What you have to do: Transcribe every one of the lines below word for word, leaving out any pictures.

++++ Data shown

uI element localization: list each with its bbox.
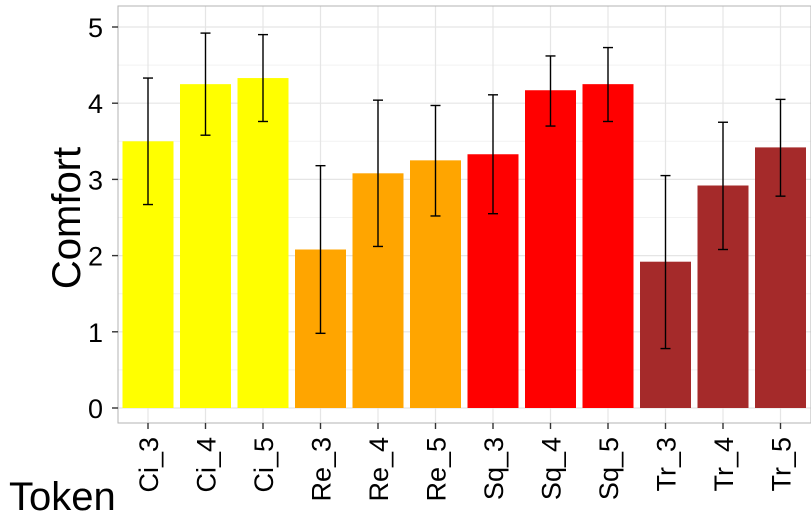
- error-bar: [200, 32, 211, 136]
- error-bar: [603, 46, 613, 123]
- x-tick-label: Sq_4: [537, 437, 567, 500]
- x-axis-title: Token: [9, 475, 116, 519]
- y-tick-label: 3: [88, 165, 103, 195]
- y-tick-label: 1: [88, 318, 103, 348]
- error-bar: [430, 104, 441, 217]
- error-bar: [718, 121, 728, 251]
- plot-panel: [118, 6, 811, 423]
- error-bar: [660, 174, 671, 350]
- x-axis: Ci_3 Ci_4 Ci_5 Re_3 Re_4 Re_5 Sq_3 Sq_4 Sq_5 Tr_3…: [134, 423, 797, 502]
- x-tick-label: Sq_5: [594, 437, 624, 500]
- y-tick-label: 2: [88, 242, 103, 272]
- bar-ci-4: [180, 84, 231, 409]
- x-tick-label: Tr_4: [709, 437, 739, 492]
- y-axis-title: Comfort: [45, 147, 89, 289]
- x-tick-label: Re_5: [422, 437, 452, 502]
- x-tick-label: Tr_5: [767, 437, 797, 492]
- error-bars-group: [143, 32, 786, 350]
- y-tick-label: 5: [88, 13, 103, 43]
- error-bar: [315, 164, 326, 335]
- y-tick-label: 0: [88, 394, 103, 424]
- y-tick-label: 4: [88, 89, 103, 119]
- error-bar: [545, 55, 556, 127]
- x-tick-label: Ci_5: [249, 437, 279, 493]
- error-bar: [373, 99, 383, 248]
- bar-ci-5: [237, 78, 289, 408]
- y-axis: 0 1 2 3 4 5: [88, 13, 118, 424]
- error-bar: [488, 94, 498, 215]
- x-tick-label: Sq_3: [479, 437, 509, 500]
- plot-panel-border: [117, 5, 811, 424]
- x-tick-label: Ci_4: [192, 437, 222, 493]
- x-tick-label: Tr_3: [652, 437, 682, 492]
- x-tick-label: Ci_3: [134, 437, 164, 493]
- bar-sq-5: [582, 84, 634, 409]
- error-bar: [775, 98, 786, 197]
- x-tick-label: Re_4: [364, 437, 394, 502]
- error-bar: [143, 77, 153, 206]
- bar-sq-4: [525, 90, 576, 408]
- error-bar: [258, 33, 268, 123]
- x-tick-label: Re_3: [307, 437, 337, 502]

++++++++

Solution for this problem:
uI element localization: list each with its bbox.
- error-bar: [200, 32, 211, 136]
- error-bar: [603, 46, 613, 123]
- x-tick-label: Sq_4: [537, 437, 567, 500]
- x-axis-title: Token: [9, 475, 116, 519]
- y-tick-label: 3: [88, 165, 103, 195]
- y-tick-label: 1: [88, 318, 103, 348]
- error-bar: [430, 104, 441, 217]
- error-bar: [718, 121, 728, 251]
- plot-panel: [118, 6, 811, 423]
- error-bar: [660, 174, 671, 350]
- x-axis: Ci_3 Ci_4 Ci_5 Re_3 Re_4 Re_5 Sq_3 Sq_4 Sq_5 Tr_3…: [134, 423, 797, 502]
- x-tick-label: Sq_5: [594, 437, 624, 500]
- y-tick-label: 2: [88, 242, 103, 272]
- bar-ci-4: [180, 84, 231, 409]
- x-tick-label: Tr_4: [709, 437, 739, 492]
- y-axis-title: Comfort: [45, 147, 89, 289]
- x-tick-label: Re_5: [422, 437, 452, 502]
- x-tick-label: Tr_5: [767, 437, 797, 492]
- error-bars-group: [143, 32, 786, 350]
- y-tick-label: 5: [88, 13, 103, 43]
- error-bar: [315, 164, 326, 335]
- y-tick-label: 0: [88, 394, 103, 424]
- y-tick-label: 4: [88, 89, 103, 119]
- error-bar: [545, 55, 556, 127]
- x-tick-label: Ci_5: [249, 437, 279, 493]
- error-bar: [373, 99, 383, 248]
- bar-ci-5: [237, 78, 289, 408]
- y-axis: 0 1 2 3 4 5: [88, 13, 118, 424]
- error-bar: [488, 94, 498, 215]
- x-tick-label: Sq_3: [479, 437, 509, 500]
- plot-panel-border: [117, 5, 811, 424]
- x-tick-label: Ci_4: [192, 437, 222, 493]
- x-tick-label: Tr_3: [652, 437, 682, 492]
- x-tick-label: Ci_3: [134, 437, 164, 493]
- bar-sq-5: [582, 84, 634, 409]
- error-bar: [775, 98, 786, 197]
- x-tick-label: Re_4: [364, 437, 394, 502]
- error-bar: [143, 77, 153, 206]
- bar-sq-4: [525, 90, 576, 408]
- error-bar: [258, 33, 268, 123]
- x-tick-label: Re_3: [307, 437, 337, 502]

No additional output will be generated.